→ Stated goal
State only how many lines below include the string "ministra".

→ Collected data
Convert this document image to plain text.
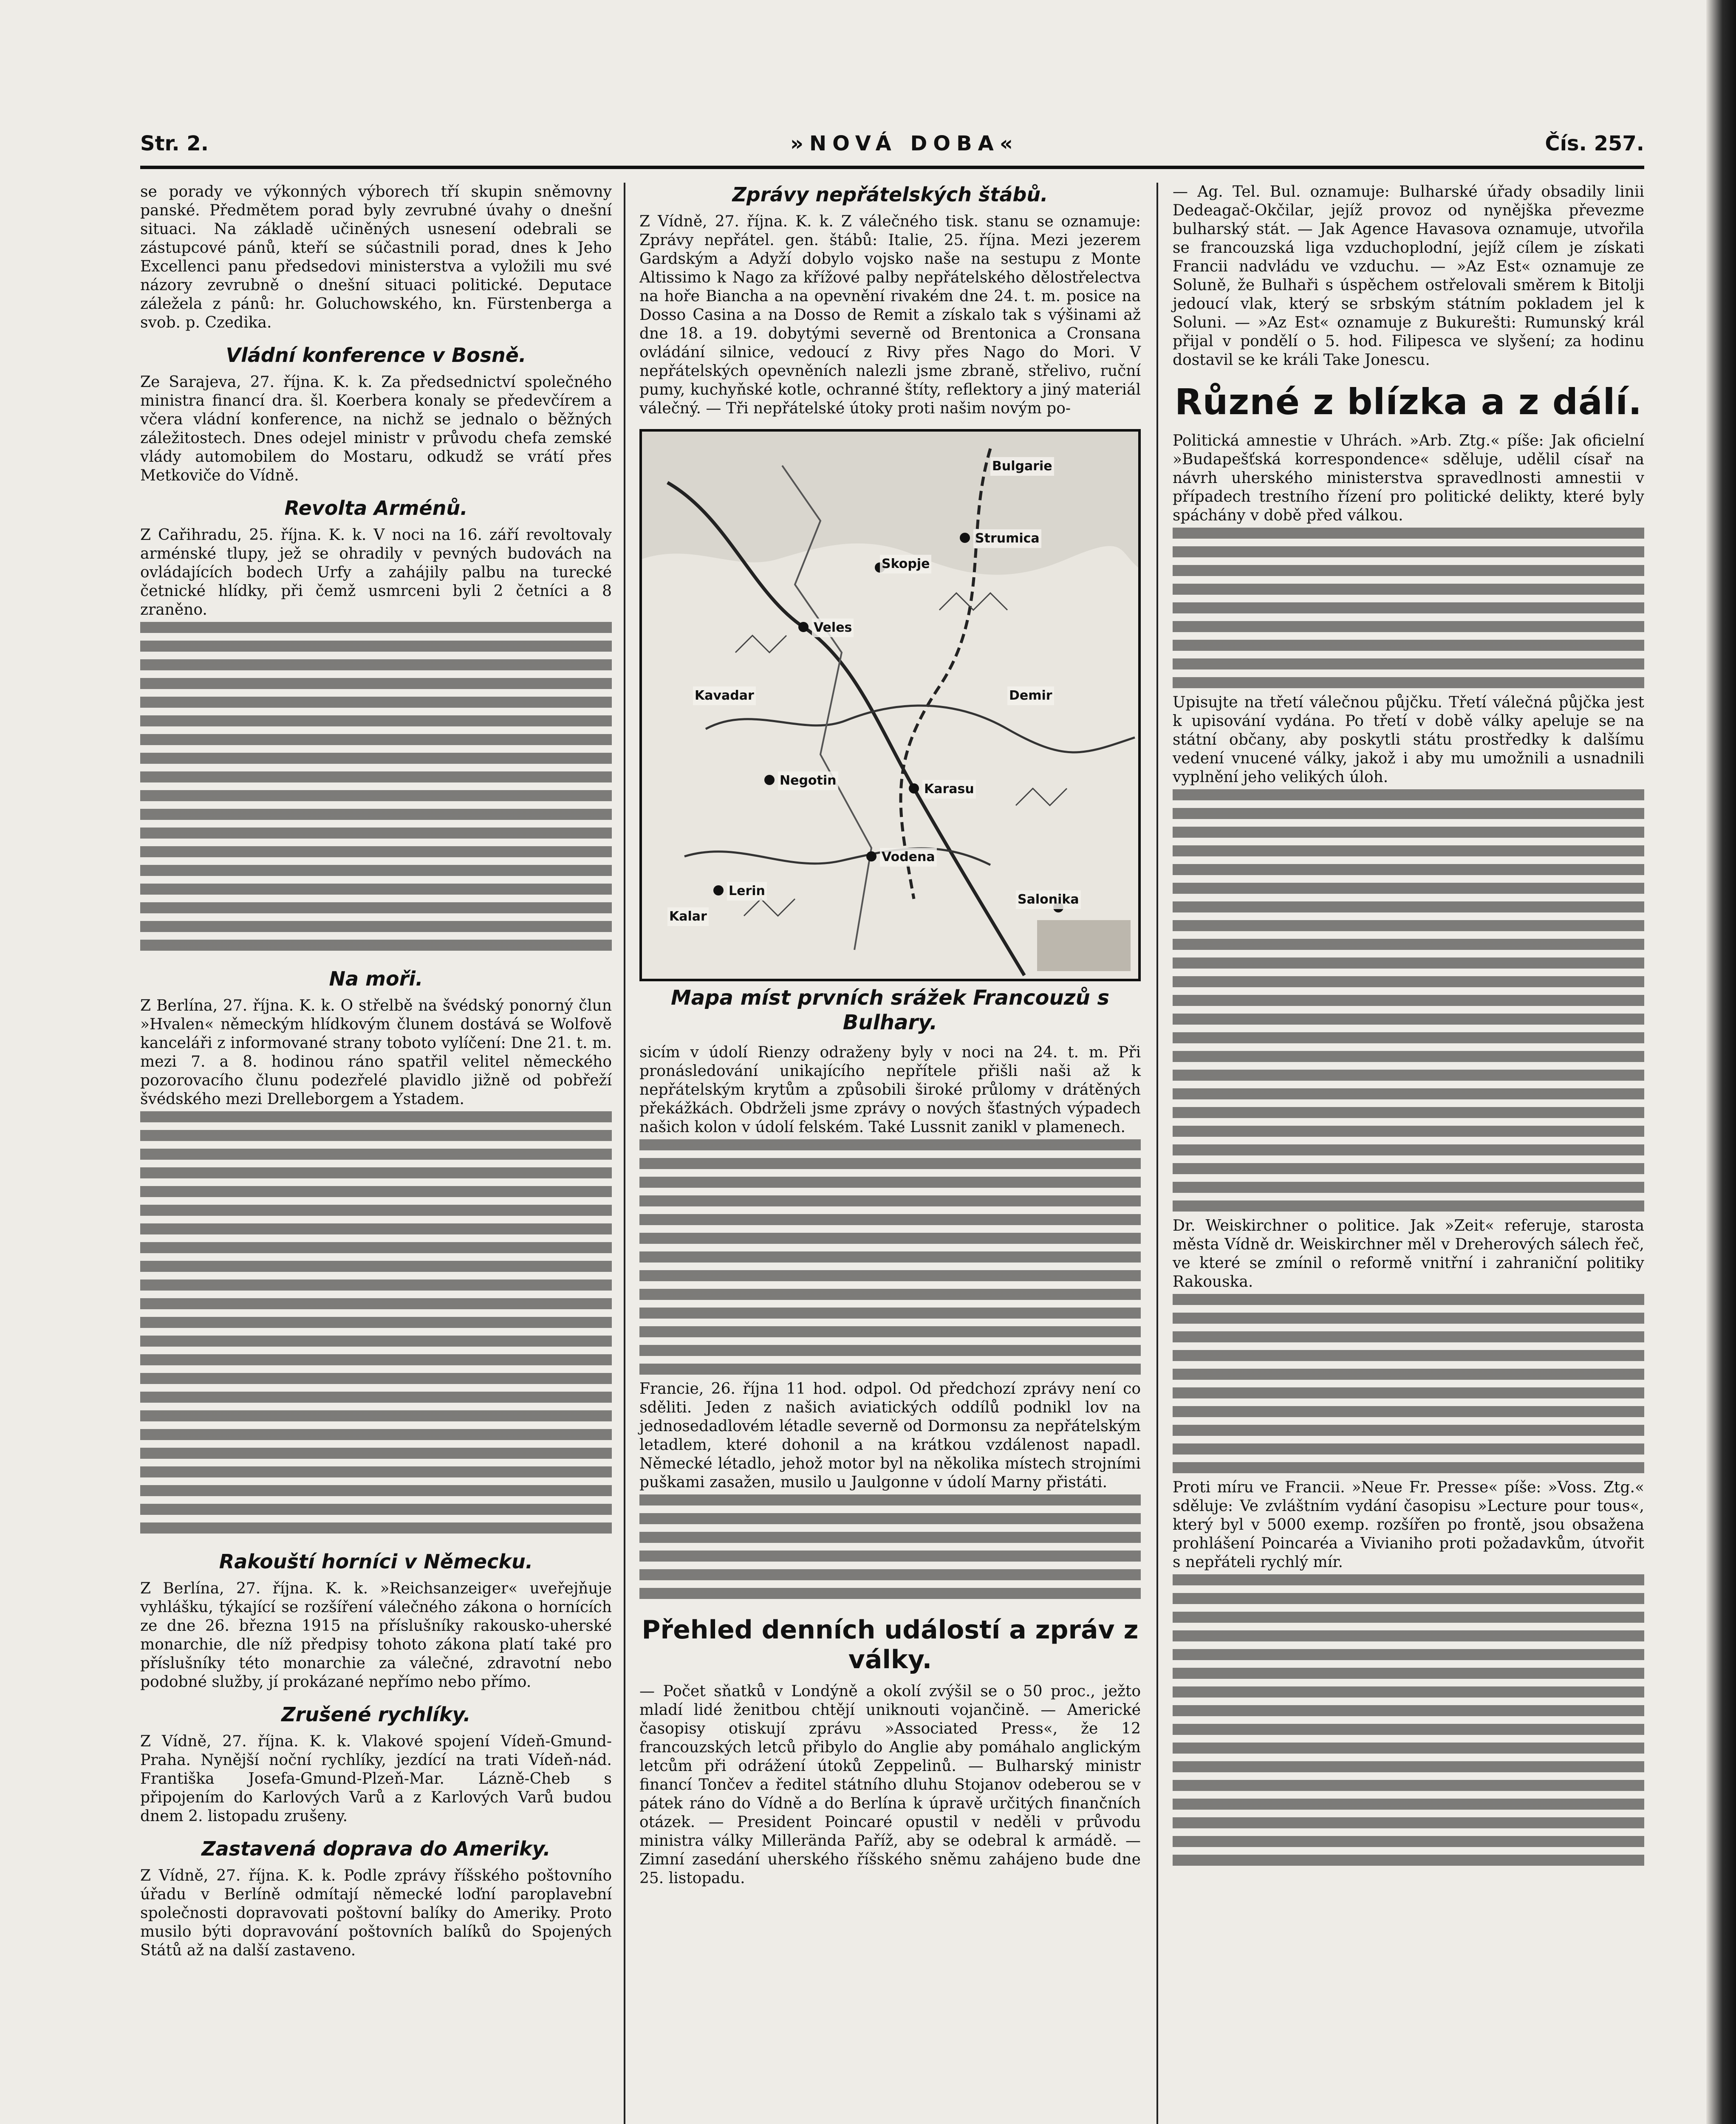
Str. 2.	»NOVÁ DOBA«	Čís. 257.

se porady ve výkonných výborech tří skupin sněmovny panské. Předmětem porad byly zevrubné úvahy o dnešní situaci. Na základě učiněných usnesení odebrali se zástupcové pánů, kteří se súčastnili porad, dnes k Jeho Excellenci panu předsedovi ministerstva a vyložili mu své názory zevrubně o dnešní situaci politické. Deputace záležela z pánů: hr. Goluchowského, kn. Fürstenberga a svob. p. Czedika.

Vládní konference v Bosně.

Ze Sarajeva, 27. října. K. k. Za předsednictví společného ministra financí dra. šl. Koerbera konaly se předevčírem a včera vládní konference, na nichž se jednalo o běžných záležitostech. Dnes odejel ministr v průvodu chefa zemské vlády automobilem do Mostaru, odkudž se vrátí přes Metkoviče do Vídně.

Revolta Arménů.

Z Cařihradu, 25. října. K. k. V noci na 16. září revoltovaly arménské tlupy, jež se ohradily v pevných budovách na ovládajících bodech Urfy a zahájily palbu na turecké četnické hlídky, při čemž usmrceni byli 2 četníci a 8 zraněno.

Na moři.

Z Berlína, 27. října. K. k. O střelbě na švédský ponorný člun »Hvalen« německým hlídkovým člunem dostává se Wolfově kanceláři z informované strany toboto vylíčení: Dne 21. t. m. mezi 7. a 8. hodinou ráno spatřil velitel německého pozorovacího člunu podezřelé plavidlo jižně od pobřeží švédského mezi Drelleborgem a Ystadem.

Rakouští horníci v Německu.

Z Berlína, 27. října. K. k. »Reichsanzeiger« uveřejňuje vyhlášku, týkající se rozšíření válečného zákona o hornících ze dne 26. března 1915 na příslušníky rakousko-uherské monarchie, dle níž předpisy tohoto zákona platí také pro příslušníky této monarchie za válečné, zdravotní nebo podobné služby, jí prokázané nepřímo nebo přímo.

Zrušené rychlíky.

Z Vídně, 27. října. K. k. Vlakové spojení Vídeň-Gmund-Praha. Nynější noční rychlíky, jezdící na trati Vídeň-nád. Františka Josefa-Gmund-Plzeň-Mar. Lázně-Cheb s připojením do Karlových Varů a z Karlových Varů budou dnem 2. listopadu zrušeny.

Zastavená doprava do Ameriky.

Z Vídně, 27. října. K. k. Podle zprávy říšského poštovního úřadu v Berlíně odmítají německé loďní paroplavební společnosti dopravovati poštovní balíky do Ameriky. Proto musilo býti dopravování poštovních balíků do Spojených Států až na další zastaveno.

Zprávy nepřátelských štábů.

Z Vídně, 27. října. K. k. Z válečného tisk. stanu se oznamuje: Zprávy nepřátel. gen. štábů: Italie, 25. října. Mezi jezerem Gardským a Adyží dobylo vojsko naše na sestupu z Monte Altissimo k Nago za křížové palby nepřátelského dělostřelectva na hoře Biancha a na opevnění rivakém dne 24. t. m. posice na Dosso Casina a na Dosso de Remit a získalo tak s výšinami až dne 18. a 19. dobytými severně od Brentonica a Cronsana ovládání silnice, vedoucí z Rivy přes Nago do Mori. V nepřátelských opevněních nalezli jsme zbraně, střelivo, ruční pumy, kuchyňské kotle, ochranné štíty, reflektory a jiný materiál válečný. — Tři nepřátelské útoky proti našim novým po-

Bulgarie
Strumica
Skopje
Veles
Kavadar
Negotin
Vodena
Karasu
Demir
Kalar
Lerin
Salonika
Mapa míst prvních srážek Francouzů s Bulhary.

sicím v údolí Rienzy odraženy byly v noci na 24. t. m. Při pronásledování unikajícího nepřítele přišli naši až k nepřátelským krytům a způsobili široké průlomy v drátěných překážkách. Obdrželi jsme zprávy o nových šťastných výpadech našich kolon v údolí felském. Také Lussnit zanikl v plamenech.

Francie, 26. října 11 hod. odpol. Od předchozí zprávy není co sděliti. Jeden z našich aviatických oddílů podnikl lov na jednosedadlovém létadle severně od Dormonsu za nepřátelským letadlem, které dohonil a na krátkou vzdálenost napadl. Německé létadlo, jehož motor byl na několika místech strojními puškami zasažen, musilo u Jaulgonne v údolí Marny přistáti.

Přehled denních událostí a zpráv z války.

— Počet sňatků v Londýně a okolí zvýšil se o 50 proc., ježto mladí lidé ženitbou chtějí uniknouti vojančině. — Americké časopisy otiskují zprávu »Associated Press«, že 12 francouzských letců přibylo do Anglie aby pomáhalo anglickým letcům při odrážení útoků Zeppelinů. — Bulharský ministr financí Tončev a ředitel státního dluhu Stojanov odeberou se v pátek ráno do Vídně a do Berlína k úpravě určitých finančních otázek. — President Poincaré opustil v neděli v průvodu ministra války Millerända Paříž, aby se odebral k armádě. — Zimní zasedání uherského říšského sněmu zahájeno bude dne 25. listopadu.

— Ag. Tel. Bul. oznamuje: Bulharské úřady obsadily linii Dedeagač-Okčilar, jejíž provoz od nynějška převezme bulharský stát. — Jak Agence Havasova oznamuje, utvořila se francouzská liga vzduchoplodní, jejíž cílem je získati Francii nadvládu ve vzduchu. — »Az Est« oznamuje ze Soluně, že Bulhaři s úspěchem ostřelovali směrem k Bitolji jedoucí vlak, který se srbským státním pokladem jel k Soluni. — »Az Est« oznamuje z Bukurešti: Rumunský král přijal v pondělí o 5. hod. Filipesca ve slyšení; za hodinu dostavil se ke králi Take Jonescu.

Různé z blízka a z dálí.

Politická amnestie v Uhrách. »Arb. Ztg.« píše: Jak oficielní »Budapešťská korrespondence« sděluje, udělil císař na návrh uherského ministerstva spravedlnosti amnestii v případech trestního řízení pro politické delikty, které byly spáchány v době před válkou.

Upisujte na třetí válečnou půjčku. Třetí válečná půjčka jest k upisování vydána. Po třetí v době války apeluje se na státní občany, aby poskytli státu prostředky k dalšímu vedení vnucené války, jakož i aby mu umožnili a usnadnili vyplnění jeho velikých úloh.

Dr. Weiskirchner o politice. Jak »Zeit« referuje, starosta města Vídně dr. Weiskirchner měl v Dreherových sálech řeč, ve které se zmínil o reformě vnitřní i zahraniční politiky Rakouska.

Proti míru ve Francii. »Neue Fr. Presse« píše: »Voss. Ztg.« sděluje: Ve zvláštním vydání časopisu »Lecture pour tous«, který byl v 5000 exemp. rozšířen po frontě, jsou obsažena prohlášení Poincaréa a Vivianiho proti požadavkům, útvořit s nepřáteli rychlý mír.
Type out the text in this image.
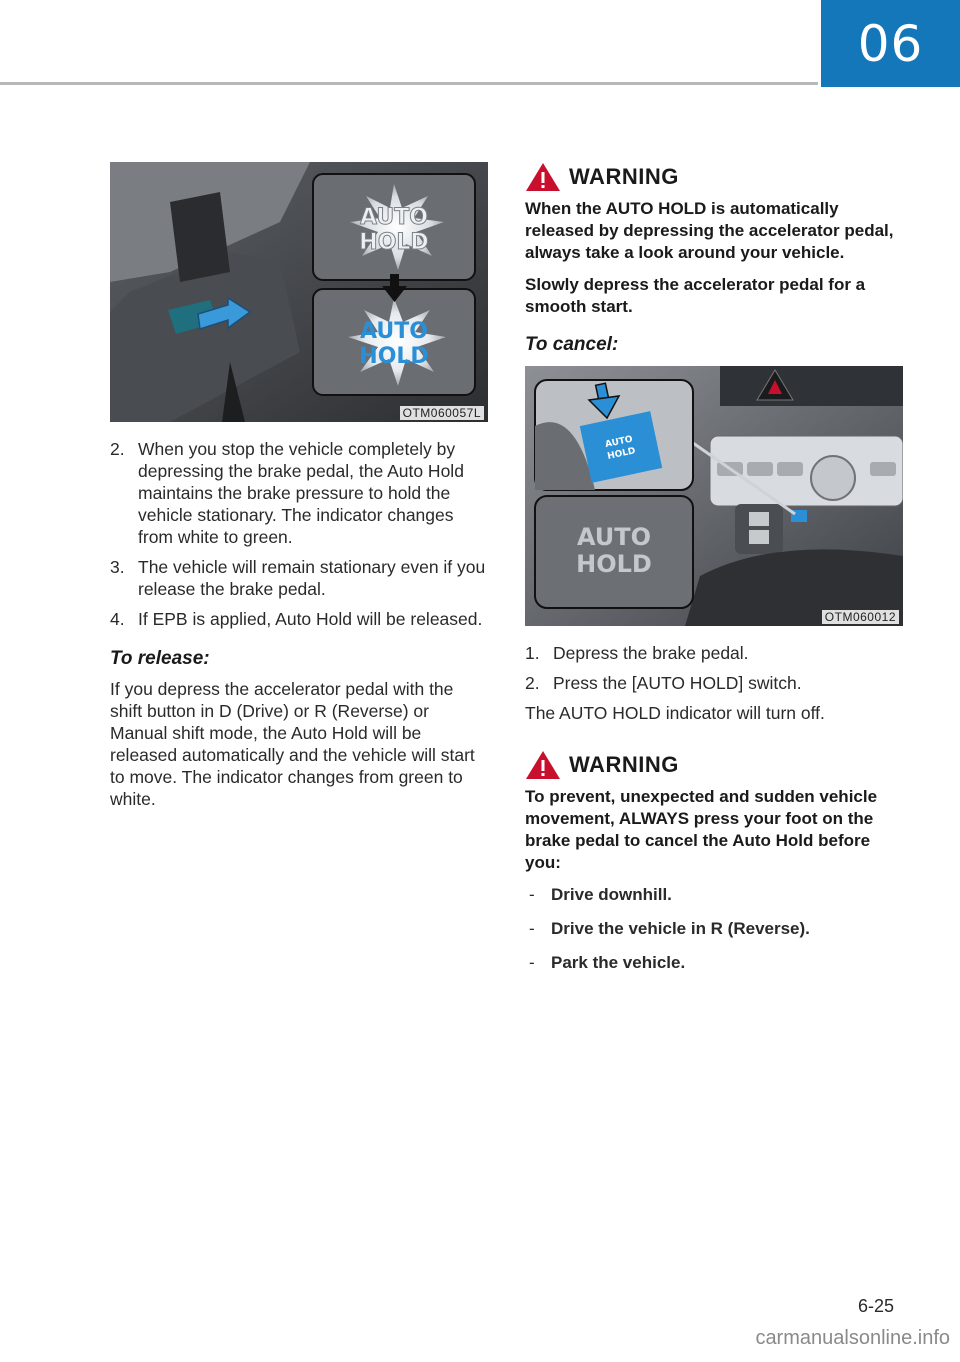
06
AUTO
HOLD
AUTO
HOLD
OTM060057L
2. When you stop the vehicle completely by depressing the brake pedal, the Auto Hold maintains the brake pressure to hold the vehicle stationary. The indicator changes from white to green.
3. The vehicle will remain stationary even if you release the brake pedal.
4. If EPB is applied, Auto Hold will be released.
To release:

If you depress the accelerator pedal with the shift button in D (Drive) or R (Reverse) or Manual shift mode, the Auto Hold will be released automatically and the vehicle will start to move. The indicator changes from green to white.

WARNING

When the AUTO HOLD is automatically released by depressing the accelerator pedal, always take a look around your vehicle.

Slowly depress the accelerator pedal for a smooth start.

To cancel:
AUTO
HOLD
AUTO
HOLD
OTM060012
1. Depress the brake pedal.
2. Press the [AUTO HOLD] switch.

The AUTO HOLD indicator will turn off.

WARNING

To prevent, unexpected and sudden vehicle movement, ALWAYS press your foot on the brake pedal to cancel the Auto Hold before you:

- Drive downhill.
- Drive the vehicle in R (Reverse).
- Park the vehicle.
6-25
carmanualsonline.info
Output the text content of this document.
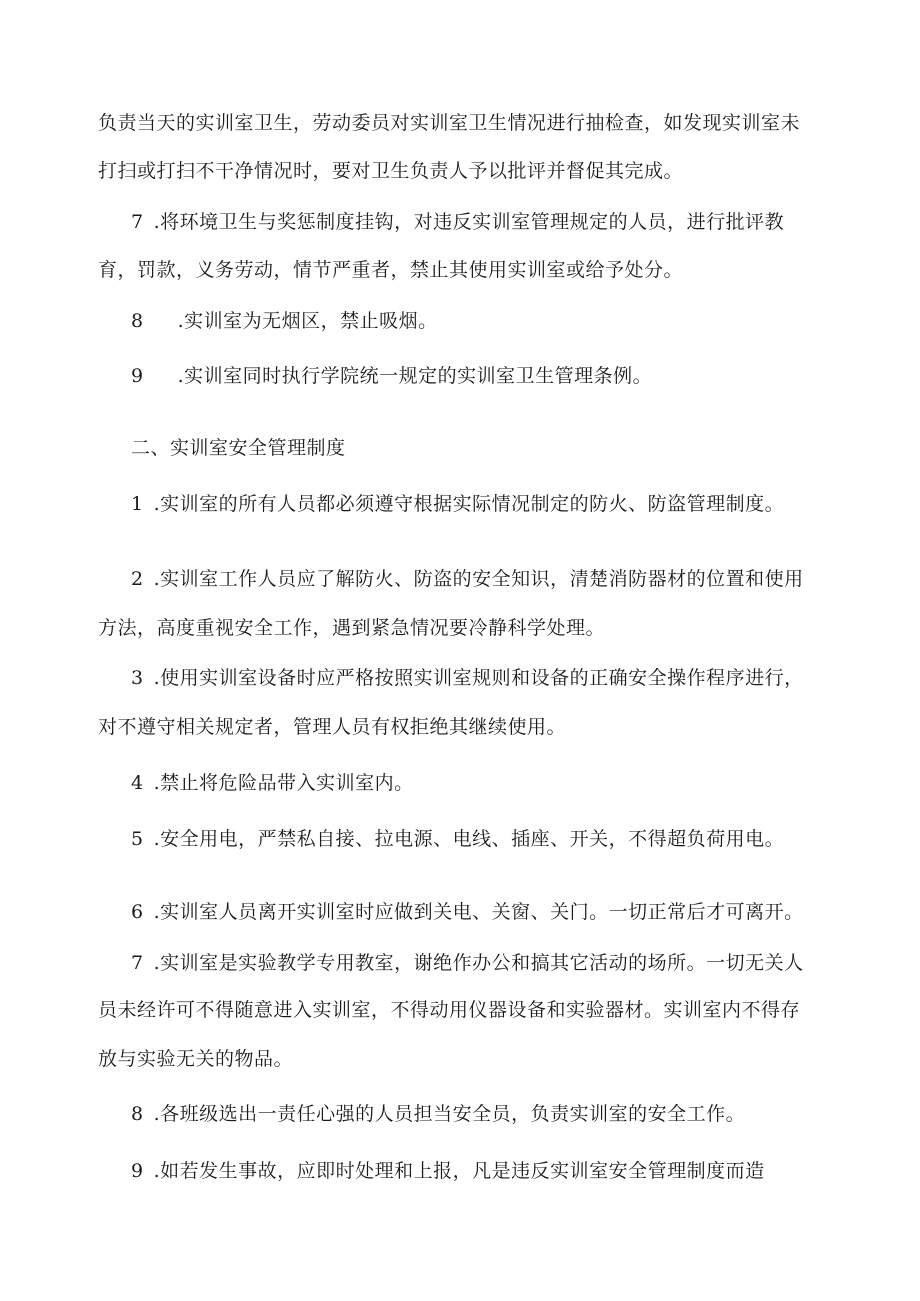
负责当天的实训室卫生，劳动委员对实训室卫生情况进行抽检查，如发现实训室未
打扫或打扫不干净情况时，要对卫生负责人予以批评并督促其完成。
7 .将环境卫生与奖惩制度挂钩，对违反实训室管理规定的人员，进行批评教
育，罚款，义务劳动，情节严重者，禁止其使用实训室或给予处分。
8 .实训室为无烟区，禁止吸烟。
9 .实训室同时执行学院统一规定的实训室卫生管理条例。
二、实训室安全管理制度
1 .实训室的所有人员都必须遵守根据实际情况制定的防火、防盗管理制度。
2 .实训室工作人员应了解防火、防盗的安全知识，清楚消防器材的位置和使用
方法，高度重视安全工作，遇到紧急情况要冷静科学处理。
3 .使用实训室设备时应严格按照实训室规则和设备的正确安全操作程序进行，
对不遵守相关规定者，管理人员有权拒绝其继续使用。
4 .禁止将危险品带入实训室内。
5 .安全用电，严禁私自接、拉电源、电线、插座、开关，不得超负荷用电。
6 .实训室人员离开实训室时应做到关电、关窗、关门。一切正常后才可离开。
7 .实训室是实验教学专用教室，谢绝作办公和搞其它活动的场所。一切无关人
员未经许可不得随意进入实训室，不得动用仪器设备和实验器材。实训室内不得存
放与实验无关的物品。
8 .各班级选出一责任心强的人员担当安全员，负责实训室的安全工作。
9 .如若发生事故，应即时处理和上报，凡是违反实训室安全管理制度而造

→ The output
2